▸ **What you need to do**
Repeat all entries exactly.

-- START OF Provided data --

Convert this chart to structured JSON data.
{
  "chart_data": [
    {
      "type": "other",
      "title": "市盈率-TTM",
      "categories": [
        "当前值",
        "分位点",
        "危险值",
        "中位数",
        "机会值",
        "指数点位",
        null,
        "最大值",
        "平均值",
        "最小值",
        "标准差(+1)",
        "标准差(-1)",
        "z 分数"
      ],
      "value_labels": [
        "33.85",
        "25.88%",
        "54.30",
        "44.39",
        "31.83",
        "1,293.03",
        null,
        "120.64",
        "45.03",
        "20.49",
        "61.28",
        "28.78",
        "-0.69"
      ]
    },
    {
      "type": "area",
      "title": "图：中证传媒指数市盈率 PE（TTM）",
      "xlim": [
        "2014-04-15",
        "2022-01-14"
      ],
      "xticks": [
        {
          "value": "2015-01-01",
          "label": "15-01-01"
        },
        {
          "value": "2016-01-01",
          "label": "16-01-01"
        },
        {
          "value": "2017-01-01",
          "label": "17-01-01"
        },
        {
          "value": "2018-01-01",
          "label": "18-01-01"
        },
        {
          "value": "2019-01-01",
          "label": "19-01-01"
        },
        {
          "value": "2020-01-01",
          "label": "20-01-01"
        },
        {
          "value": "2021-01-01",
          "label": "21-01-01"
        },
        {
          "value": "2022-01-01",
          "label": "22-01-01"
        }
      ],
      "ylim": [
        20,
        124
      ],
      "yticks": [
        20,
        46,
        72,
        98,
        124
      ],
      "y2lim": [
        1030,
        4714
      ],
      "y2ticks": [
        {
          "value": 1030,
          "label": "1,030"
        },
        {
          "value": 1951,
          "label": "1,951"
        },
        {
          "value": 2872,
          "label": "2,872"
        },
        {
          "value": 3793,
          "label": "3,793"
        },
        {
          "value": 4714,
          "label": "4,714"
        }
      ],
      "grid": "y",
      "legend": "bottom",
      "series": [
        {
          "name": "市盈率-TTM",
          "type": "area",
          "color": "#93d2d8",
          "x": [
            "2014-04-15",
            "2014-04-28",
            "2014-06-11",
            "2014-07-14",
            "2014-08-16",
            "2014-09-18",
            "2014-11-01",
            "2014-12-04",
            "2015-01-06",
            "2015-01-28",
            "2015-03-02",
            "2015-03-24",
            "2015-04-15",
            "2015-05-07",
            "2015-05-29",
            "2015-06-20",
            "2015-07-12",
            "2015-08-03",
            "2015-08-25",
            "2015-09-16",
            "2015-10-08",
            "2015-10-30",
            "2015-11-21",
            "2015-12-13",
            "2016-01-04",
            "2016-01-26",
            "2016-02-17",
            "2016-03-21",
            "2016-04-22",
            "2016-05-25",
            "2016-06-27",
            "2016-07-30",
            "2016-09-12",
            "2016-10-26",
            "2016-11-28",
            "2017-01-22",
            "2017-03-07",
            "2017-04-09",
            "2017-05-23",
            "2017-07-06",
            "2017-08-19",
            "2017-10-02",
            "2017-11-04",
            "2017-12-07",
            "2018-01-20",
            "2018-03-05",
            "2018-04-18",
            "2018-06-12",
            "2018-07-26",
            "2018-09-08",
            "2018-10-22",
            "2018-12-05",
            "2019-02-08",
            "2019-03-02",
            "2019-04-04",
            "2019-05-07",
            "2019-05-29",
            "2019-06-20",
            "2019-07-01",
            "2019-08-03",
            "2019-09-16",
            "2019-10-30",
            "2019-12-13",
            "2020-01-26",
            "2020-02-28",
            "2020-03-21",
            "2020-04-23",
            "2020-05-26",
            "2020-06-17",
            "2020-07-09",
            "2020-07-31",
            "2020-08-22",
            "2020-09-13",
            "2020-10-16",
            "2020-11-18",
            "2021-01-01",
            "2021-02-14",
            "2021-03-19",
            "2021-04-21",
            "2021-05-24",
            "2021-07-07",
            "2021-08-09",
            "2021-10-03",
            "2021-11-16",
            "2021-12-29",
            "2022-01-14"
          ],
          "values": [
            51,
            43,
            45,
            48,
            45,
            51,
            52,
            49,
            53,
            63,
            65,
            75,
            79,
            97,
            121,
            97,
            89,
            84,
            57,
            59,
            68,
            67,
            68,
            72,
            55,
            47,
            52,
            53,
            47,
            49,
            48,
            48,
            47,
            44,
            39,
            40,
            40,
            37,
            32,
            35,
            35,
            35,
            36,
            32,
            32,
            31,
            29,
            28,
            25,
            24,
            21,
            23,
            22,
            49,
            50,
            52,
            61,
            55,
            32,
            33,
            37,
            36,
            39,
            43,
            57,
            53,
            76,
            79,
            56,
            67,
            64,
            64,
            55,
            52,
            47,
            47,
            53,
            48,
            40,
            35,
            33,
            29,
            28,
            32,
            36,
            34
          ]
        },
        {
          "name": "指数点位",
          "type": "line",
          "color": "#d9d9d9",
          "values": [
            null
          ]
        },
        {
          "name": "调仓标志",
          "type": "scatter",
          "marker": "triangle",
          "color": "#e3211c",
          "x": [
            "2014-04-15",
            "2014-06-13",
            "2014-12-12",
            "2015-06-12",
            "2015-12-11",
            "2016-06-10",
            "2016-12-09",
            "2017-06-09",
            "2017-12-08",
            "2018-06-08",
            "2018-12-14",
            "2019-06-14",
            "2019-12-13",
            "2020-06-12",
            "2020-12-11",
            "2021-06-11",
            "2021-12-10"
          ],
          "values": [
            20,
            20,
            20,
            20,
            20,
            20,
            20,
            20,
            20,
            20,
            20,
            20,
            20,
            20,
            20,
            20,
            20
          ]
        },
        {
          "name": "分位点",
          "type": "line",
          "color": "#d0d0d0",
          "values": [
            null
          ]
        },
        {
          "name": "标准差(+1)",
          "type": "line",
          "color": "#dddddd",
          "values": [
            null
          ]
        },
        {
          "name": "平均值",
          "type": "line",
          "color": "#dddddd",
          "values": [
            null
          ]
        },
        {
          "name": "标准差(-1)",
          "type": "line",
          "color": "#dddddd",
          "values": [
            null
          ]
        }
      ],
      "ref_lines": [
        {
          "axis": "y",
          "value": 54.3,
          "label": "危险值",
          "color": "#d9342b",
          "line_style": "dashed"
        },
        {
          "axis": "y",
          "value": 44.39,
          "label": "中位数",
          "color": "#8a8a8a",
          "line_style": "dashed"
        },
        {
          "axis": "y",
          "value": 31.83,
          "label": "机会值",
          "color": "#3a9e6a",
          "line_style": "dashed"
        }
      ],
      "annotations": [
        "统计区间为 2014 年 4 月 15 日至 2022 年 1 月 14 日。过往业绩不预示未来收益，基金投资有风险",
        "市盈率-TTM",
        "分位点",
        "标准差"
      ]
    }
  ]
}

-- END OF Provided data --

▸ **Output**
Convert this chart to structured JSON data.
{
  "chart_data": [
    {
      "type": "other",
      "title": "市盈率-TTM",
      "categories": [
        "当前值",
        "分位点",
        "危险值",
        "中位数",
        "机会值",
        "指数点位",
        null,
        "最大值",
        "平均值",
        "最小值",
        "标准差(+1)",
        "标准差(-1)",
        "z 分数"
      ],
      "value_labels": [
        "33.85",
        "25.88%",
        "54.30",
        "44.39",
        "31.83",
        "1,293.03",
        null,
        "120.64",
        "45.03",
        "20.49",
        "61.28",
        "28.78",
        "-0.69"
      ]
    },
    {
      "type": "area",
      "title": "图：中证传媒指数市盈率 PE（TTM）",
      "xlim": [
        "2014-04-15",
        "2022-01-14"
      ],
      "xticks": [
        {
          "value": "2015-01-01",
          "label": "15-01-01"
        },
        {
          "value": "2016-01-01",
          "label": "16-01-01"
        },
        {
          "value": "2017-01-01",
          "label": "17-01-01"
        },
        {
          "value": "2018-01-01",
          "label": "18-01-01"
        },
        {
          "value": "2019-01-01",
          "label": "19-01-01"
        },
        {
          "value": "2020-01-01",
          "label": "20-01-01"
        },
        {
          "value": "2021-01-01",
          "label": "21-01-01"
        },
        {
          "value": "2022-01-01",
          "label": "22-01-01"
        }
      ],
      "ylim": [
        20,
        124
      ],
      "yticks": [
        20,
        46,
        72,
        98,
        124
      ],
      "y2lim": [
        1030,
        4714
      ],
      "y2ticks": [
        {
          "value": 1030,
          "label": "1,030"
        },
        {
          "value": 1951,
          "label": "1,951"
        },
        {
          "value": 2872,
          "label": "2,872"
        },
        {
          "value": 3793,
          "label": "3,793"
        },
        {
          "value": 4714,
          "label": "4,714"
        }
      ],
      "grid": "y",
      "legend": "bottom",
      "series": [
        {
          "name": "市盈率-TTM",
          "type": "area",
          "color": "#93d2d8",
          "x": [
            "2014-04-15",
            "2014-04-28",
            "2014-06-11",
            "2014-07-14",
            "2014-08-16",
            "2014-09-18",
            "2014-11-01",
            "2014-12-04",
            "2015-01-06",
            "2015-01-28",
            "2015-03-02",
            "2015-03-24",
            "2015-04-15",
            "2015-05-07",
            "2015-05-29",
            "2015-06-20",
            "2015-07-12",
            "2015-08-03",
            "2015-08-25",
            "2015-09-16",
            "2015-10-08",
            "2015-10-30",
            "2015-11-21",
            "2015-12-13",
            "2016-01-04",
            "2016-01-26",
            "2016-02-17",
            "2016-03-21",
            "2016-04-22",
            "2016-05-25",
            "2016-06-27",
            "2016-07-30",
            "2016-09-12",
            "2016-10-26",
            "2016-11-28",
            "2017-01-22",
            "2017-03-07",
            "2017-04-09",
            "2017-05-23",
            "2017-07-06",
            "2017-08-19",
            "2017-10-02",
            "2017-11-04",
            "2017-12-07",
            "2018-01-20",
            "2018-03-05",
            "2018-04-18",
            "2018-06-12",
            "2018-07-26",
            "2018-09-08",
            "2018-10-22",
            "2018-12-05",
            "2019-02-08",
            "2019-03-02",
            "2019-04-04",
            "2019-05-07",
            "2019-05-29",
            "2019-06-20",
            "2019-07-01",
            "2019-08-03",
            "2019-09-16",
            "2019-10-30",
            "2019-12-13",
            "2020-01-26",
            "2020-02-28",
            "2020-03-21",
            "2020-04-23",
            "2020-05-26",
            "2020-06-17",
            "2020-07-09",
            "2020-07-31",
            "2020-08-22",
            "2020-09-13",
            "2020-10-16",
            "2020-11-18",
            "2021-01-01",
            "2021-02-14",
            "2021-03-19",
            "2021-04-21",
            "2021-05-24",
            "2021-07-07",
            "2021-08-09",
            "2021-10-03",
            "2021-11-16",
            "2021-12-29",
            "2022-01-14"
          ],
          "values": [
            51,
            43,
            45,
            48,
            45,
            51,
            52,
            49,
            53,
            63,
            65,
            75,
            79,
            97,
            121,
            97,
            89,
            84,
            57,
            59,
            68,
            67,
            68,
            72,
            55,
            47,
            52,
            53,
            47,
            49,
            48,
            48,
            47,
            44,
            39,
            40,
            40,
            37,
            32,
            35,
            35,
            35,
            36,
            32,
            32,
            31,
            29,
            28,
            25,
            24,
            21,
            23,
            22,
            49,
            50,
            52,
            61,
            55,
            32,
            33,
            37,
            36,
            39,
            43,
            57,
            53,
            76,
            79,
            56,
            67,
            64,
            64,
            55,
            52,
            47,
            47,
            53,
            48,
            40,
            35,
            33,
            29,
            28,
            32,
            36,
            34
          ]
        },
        {
          "name": "指数点位",
          "type": "line",
          "color": "#d9d9d9",
          "values": [
            null
          ]
        },
        {
          "name": "调仓标志",
          "type": "scatter",
          "marker": "triangle",
          "color": "#e3211c",
          "x": [
            "2014-04-15",
            "2014-06-13",
            "2014-12-12",
            "2015-06-12",
            "2015-12-11",
            "2016-06-10",
            "2016-12-09",
            "2017-06-09",
            "2017-12-08",
            "2018-06-08",
            "2018-12-14",
            "2019-06-14",
            "2019-12-13",
            "2020-06-12",
            "2020-12-11",
            "2021-06-11",
            "2021-12-10"
          ],
          "values": [
            20,
            20,
            20,
            20,
            20,
            20,
            20,
            20,
            20,
            20,
            20,
            20,
            20,
            20,
            20,
            20,
            20
          ]
        },
        {
          "name": "分位点",
          "type": "line",
          "color": "#d0d0d0",
          "values": [
            null
          ]
        },
        {
          "name": "标准差(+1)",
          "type": "line",
          "color": "#dddddd",
          "values": [
            null
          ]
        },
        {
          "name": "平均值",
          "type": "line",
          "color": "#dddddd",
          "values": [
            null
          ]
        },
        {
          "name": "标准差(-1)",
          "type": "line",
          "color": "#dddddd",
          "values": [
            null
          ]
        }
      ],
      "ref_lines": [
        {
          "axis": "y",
          "value": 54.3,
          "label": "危险值",
          "color": "#d9342b",
          "line_style": "dashed"
        },
        {
          "axis": "y",
          "value": 44.39,
          "label": "中位数",
          "color": "#8a8a8a",
          "line_style": "dashed"
        },
        {
          "axis": "y",
          "value": 31.83,
          "label": "机会值",
          "color": "#3a9e6a",
          "line_style": "dashed"
        }
      ],
      "annotations": [
        "统计区间为 2014 年 4 月 15 日至 2022 年 1 月 14 日。过往业绩不预示未来收益，基金投资有风险",
        "市盈率-TTM",
        "分位点",
        "标准差"
      ]
    }
  ]
}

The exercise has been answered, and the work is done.